-- start --
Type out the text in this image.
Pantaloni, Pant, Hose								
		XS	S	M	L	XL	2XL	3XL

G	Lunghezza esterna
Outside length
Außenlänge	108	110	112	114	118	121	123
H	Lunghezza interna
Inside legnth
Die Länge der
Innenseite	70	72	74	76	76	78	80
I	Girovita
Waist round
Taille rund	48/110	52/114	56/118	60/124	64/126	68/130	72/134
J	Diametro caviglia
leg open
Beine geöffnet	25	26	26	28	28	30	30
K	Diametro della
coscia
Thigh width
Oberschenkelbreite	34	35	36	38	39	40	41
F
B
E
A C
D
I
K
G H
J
-- end --
_OBJECTIVE:_
Return every entry verbatim.

_ANSWER:_
Type out the text in this image.
Pantaloni, Pant, Hose								
		XS	S	M	L	XL	2XL	3XL

G	Lunghezza esterna
Outside length
Außenlänge	108	110	112	114	118	121	123
H	Lunghezza interna
Inside legnth
Die Länge der
Innenseite	70	72	74	76	76	78	80
I	Girovita
Waist round
Taille rund	48/110	52/114	56/118	60/124	64/126	68/130	72/134
J	Diametro caviglia
leg open
Beine geöffnet	25	26	26	28	28	30	30
K	Diametro della
coscia
Thigh width
Oberschenkelbreite	34	35	36	38	39	40	41
F
B
E
A C
D
I
K
G H
J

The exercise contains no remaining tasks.